(Dataset entries on figures)
*** Begin section ***

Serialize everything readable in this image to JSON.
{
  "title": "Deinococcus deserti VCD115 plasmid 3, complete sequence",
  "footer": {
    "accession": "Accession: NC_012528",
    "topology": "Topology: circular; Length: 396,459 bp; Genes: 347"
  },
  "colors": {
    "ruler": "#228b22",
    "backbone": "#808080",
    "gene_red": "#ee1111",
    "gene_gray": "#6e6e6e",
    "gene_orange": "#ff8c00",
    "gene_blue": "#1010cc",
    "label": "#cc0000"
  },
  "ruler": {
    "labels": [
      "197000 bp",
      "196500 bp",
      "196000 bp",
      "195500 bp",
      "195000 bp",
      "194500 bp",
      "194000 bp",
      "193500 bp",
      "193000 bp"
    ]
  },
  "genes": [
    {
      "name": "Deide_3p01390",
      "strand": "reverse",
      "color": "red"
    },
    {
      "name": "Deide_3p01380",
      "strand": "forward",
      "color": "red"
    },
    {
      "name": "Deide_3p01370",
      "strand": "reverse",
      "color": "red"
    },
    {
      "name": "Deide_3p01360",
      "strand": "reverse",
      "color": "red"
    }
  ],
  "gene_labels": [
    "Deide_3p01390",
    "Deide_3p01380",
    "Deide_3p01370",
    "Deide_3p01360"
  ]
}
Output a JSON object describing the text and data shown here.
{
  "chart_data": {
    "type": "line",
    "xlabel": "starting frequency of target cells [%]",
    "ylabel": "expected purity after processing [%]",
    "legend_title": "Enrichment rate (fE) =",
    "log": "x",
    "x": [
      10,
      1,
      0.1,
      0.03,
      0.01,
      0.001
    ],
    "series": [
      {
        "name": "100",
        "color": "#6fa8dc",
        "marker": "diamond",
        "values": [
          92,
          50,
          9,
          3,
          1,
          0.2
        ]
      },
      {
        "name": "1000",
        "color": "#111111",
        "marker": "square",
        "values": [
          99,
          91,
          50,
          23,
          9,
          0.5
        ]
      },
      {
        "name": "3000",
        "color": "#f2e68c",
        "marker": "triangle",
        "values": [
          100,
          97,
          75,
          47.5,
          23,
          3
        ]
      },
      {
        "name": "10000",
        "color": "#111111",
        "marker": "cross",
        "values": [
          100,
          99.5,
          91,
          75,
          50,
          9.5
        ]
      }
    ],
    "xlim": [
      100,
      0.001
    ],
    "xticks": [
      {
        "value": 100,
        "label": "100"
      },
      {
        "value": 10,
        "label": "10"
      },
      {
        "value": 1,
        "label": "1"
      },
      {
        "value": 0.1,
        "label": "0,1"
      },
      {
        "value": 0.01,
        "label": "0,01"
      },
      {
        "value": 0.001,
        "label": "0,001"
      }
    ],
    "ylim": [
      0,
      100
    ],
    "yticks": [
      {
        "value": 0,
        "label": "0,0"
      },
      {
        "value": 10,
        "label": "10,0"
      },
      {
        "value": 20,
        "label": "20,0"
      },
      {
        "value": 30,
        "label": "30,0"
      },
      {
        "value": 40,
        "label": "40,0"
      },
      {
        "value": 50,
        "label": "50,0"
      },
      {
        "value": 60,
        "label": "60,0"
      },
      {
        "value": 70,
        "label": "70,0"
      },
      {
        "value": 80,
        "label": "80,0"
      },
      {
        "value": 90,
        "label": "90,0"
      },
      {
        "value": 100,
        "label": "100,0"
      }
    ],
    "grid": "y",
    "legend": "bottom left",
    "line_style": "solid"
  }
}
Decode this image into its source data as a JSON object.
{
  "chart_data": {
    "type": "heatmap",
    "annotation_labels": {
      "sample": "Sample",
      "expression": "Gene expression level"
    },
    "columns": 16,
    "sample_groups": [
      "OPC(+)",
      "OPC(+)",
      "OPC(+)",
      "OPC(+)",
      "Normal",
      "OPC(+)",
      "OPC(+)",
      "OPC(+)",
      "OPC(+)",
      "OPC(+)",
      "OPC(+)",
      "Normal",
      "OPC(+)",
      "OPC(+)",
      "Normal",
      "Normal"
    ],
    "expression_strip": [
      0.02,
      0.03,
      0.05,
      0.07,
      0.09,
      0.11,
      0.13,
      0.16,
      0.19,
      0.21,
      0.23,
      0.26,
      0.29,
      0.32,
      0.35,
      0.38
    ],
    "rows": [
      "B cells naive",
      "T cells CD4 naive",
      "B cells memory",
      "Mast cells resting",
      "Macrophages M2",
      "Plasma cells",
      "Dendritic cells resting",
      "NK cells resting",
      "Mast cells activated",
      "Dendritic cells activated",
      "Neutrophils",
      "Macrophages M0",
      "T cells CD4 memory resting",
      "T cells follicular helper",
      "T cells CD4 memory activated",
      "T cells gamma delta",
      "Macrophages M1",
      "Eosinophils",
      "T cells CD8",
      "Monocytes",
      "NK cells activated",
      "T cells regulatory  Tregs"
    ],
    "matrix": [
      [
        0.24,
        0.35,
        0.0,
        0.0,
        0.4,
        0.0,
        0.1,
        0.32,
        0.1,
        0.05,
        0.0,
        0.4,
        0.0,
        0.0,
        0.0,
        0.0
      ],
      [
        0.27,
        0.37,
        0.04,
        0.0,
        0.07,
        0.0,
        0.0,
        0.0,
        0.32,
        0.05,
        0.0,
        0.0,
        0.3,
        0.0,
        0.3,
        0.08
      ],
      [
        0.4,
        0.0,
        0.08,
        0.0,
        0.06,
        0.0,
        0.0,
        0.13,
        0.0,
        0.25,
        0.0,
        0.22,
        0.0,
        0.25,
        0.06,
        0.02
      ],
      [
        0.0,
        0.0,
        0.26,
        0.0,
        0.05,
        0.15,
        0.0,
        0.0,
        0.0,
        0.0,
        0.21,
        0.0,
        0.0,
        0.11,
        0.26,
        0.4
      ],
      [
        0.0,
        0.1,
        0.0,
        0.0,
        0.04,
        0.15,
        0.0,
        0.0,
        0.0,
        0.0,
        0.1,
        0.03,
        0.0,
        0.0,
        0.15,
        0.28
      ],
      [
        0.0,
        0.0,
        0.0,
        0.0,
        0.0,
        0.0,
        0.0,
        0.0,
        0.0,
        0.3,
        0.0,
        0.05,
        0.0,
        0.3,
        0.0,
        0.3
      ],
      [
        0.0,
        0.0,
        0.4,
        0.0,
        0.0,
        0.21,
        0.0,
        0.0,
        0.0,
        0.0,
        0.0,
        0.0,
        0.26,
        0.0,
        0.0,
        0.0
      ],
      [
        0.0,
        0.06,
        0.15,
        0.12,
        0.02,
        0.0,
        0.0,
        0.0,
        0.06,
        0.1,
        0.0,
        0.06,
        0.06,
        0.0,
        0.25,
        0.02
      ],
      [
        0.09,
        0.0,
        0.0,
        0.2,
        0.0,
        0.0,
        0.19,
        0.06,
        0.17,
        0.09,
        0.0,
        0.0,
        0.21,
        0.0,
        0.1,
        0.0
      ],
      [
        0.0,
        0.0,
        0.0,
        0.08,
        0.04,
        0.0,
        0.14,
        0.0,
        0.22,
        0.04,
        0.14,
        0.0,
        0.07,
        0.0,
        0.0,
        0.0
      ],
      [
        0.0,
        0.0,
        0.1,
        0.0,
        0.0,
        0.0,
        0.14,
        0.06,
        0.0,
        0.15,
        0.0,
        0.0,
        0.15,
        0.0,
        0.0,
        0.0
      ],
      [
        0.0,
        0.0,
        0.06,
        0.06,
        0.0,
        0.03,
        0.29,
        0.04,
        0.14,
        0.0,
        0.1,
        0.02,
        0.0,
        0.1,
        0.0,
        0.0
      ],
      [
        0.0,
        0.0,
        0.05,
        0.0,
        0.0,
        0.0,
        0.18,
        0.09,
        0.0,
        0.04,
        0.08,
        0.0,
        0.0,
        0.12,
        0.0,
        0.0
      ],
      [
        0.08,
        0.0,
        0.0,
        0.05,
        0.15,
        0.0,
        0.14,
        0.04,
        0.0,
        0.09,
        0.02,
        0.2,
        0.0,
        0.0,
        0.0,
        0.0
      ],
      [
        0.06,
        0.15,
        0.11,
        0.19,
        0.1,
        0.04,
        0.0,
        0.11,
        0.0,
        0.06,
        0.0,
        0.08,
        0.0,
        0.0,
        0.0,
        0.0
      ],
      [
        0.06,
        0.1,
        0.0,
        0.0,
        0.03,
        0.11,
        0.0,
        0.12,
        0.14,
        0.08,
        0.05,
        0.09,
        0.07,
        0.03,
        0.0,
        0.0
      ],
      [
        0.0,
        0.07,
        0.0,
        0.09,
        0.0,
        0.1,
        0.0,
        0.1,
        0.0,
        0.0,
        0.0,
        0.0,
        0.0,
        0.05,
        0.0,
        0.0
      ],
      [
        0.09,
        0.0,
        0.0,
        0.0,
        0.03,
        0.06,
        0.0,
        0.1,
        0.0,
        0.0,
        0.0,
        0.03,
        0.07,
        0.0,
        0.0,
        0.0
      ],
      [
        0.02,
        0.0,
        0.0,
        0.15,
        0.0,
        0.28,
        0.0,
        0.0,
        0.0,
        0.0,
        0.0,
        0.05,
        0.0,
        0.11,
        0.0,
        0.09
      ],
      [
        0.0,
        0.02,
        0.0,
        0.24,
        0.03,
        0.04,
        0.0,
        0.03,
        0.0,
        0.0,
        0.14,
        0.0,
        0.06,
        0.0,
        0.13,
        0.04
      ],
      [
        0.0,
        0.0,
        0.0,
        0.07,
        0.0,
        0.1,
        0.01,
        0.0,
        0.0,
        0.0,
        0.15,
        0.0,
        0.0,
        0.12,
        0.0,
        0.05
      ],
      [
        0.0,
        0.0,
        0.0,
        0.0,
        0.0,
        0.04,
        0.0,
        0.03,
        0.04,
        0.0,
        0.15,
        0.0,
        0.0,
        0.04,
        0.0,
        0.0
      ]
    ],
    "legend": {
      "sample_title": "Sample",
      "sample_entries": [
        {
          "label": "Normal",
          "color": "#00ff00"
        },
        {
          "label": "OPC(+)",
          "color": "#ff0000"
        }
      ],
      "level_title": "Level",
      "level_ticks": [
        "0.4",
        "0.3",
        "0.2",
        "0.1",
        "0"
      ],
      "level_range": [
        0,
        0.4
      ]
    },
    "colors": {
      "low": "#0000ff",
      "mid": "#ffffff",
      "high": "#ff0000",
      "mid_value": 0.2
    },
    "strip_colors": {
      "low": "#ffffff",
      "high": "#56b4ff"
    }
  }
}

*** End section ***

**Try it:** In the entries above, find every line holding the word "object" and copy it out.

**Result for this task:**
Output a JSON object describing the text and data shown here.
Decode this image into its source data as a JSON object.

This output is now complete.